===== Ausgangstext

„Sie machen sich sicher Gedanken um ihre BASF“, sagt Vorstandschef Martin Brudermüller zu den fast 5000 Aktionären im Mannheimer Rosengarten. Um dann zu beruhigen: „Das müssen Sie aber nicht.“ Der BASF sei es in ihrer 158-jährigen Geschichte mehrfach gelungen, sich neu auszurichten. In seiner Rede vor der Hauptversammlung wirbt der BASF-Chef immer wieder um das Vertrauen der Anteilseigner, beschwört den Teamgeist und die Innovationskraft seines Unternehmens.
Es ist Brudermüllers vorletzte Rede als Vorstandsvorsitzender. Sein Vertrag war nur um ein Jahr verlängert worden, so dass er nach der Hauptversammlung im Frühjahr 2024 das Amt abgeben wird. So klingt der emphatisch gehaltene Vortrag schon ein bisschen nach Vermächtnis - und auch nach Rechtfertigung. Etwa beim in den vergangenen Monaten oft kritisierten China-Kurs der BASF.
Auch in USA investiert
So investiert der Ludwigshafener Chemiekonzern zehn Milliarden Euro in einen neuen Verbundstandort in Südchina. BASF müsse dort sein, wo der Markt am stärksten wächst, argumentiert Brudermüller. „China steht für die Hälfte der weltweiten Umsätze in der Chemie. Bei BASF steht China aber nur für weniger als 15 Prozent des Gesamtumsatzes.“ Außerdem investierte man gleichzeitig in anderen Ländern, etwa eine Milliarde Euro am US-Standort Geismar.

==========
===== Einträge

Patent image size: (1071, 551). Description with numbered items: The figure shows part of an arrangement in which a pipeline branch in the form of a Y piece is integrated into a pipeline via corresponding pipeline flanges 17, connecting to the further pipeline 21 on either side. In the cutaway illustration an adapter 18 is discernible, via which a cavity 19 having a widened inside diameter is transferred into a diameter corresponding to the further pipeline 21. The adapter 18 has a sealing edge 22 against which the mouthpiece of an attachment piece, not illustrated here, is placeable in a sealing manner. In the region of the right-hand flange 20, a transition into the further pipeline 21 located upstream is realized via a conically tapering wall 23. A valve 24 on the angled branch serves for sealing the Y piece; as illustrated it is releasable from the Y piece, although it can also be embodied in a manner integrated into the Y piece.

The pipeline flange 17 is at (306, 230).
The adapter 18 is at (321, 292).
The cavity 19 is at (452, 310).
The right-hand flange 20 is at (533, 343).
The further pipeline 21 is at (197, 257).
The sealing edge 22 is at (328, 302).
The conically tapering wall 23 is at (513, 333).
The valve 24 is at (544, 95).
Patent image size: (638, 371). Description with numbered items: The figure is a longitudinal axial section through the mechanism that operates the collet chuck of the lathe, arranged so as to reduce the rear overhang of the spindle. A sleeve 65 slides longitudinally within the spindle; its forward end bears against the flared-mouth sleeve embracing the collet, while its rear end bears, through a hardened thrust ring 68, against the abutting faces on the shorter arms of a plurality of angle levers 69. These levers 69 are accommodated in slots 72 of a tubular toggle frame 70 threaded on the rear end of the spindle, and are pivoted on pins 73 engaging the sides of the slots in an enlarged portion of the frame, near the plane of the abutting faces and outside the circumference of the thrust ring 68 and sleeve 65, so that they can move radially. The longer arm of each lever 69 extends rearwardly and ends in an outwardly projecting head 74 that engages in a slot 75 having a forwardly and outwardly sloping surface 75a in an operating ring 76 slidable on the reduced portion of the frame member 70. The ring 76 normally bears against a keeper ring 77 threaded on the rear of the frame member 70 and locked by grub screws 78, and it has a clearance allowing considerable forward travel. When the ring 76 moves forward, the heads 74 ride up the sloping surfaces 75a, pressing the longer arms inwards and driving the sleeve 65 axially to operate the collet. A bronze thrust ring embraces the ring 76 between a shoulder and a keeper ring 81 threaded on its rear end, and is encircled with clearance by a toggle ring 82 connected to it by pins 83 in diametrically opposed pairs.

==========

* Die Aufgabe *
Prüfen Sie anhand des Artikels über die BASF-Hauptversammlung, ob die folgenden Aussagen zutreffen: (a) Brudermüllers Vertrag wurde um ein Jahr verlängert. (b) Am US-Standort Geismar investiert BASF zehn Milliarden Euro. (c) Auf China entfallen mehr als 15 Prozent des BASF-Gesamtumsatzes. Beantworten Sie jede Aussage mit Ja oder Nein und belegen Sie die Antwort mit einem wörtlichen Zitat aus dem Artikel.

* Lösung zur Aufgabe *
(a) Ja: „Sein Vertrag war nur um ein Jahr verlängert worden“
(b) Nein: „etwa eine Milliarde Euro am US-Standort Geismar“
(c) Nein: „Bei BASF steht China aber nur für weniger als 15 Prozent des Gesamtumsatzes.“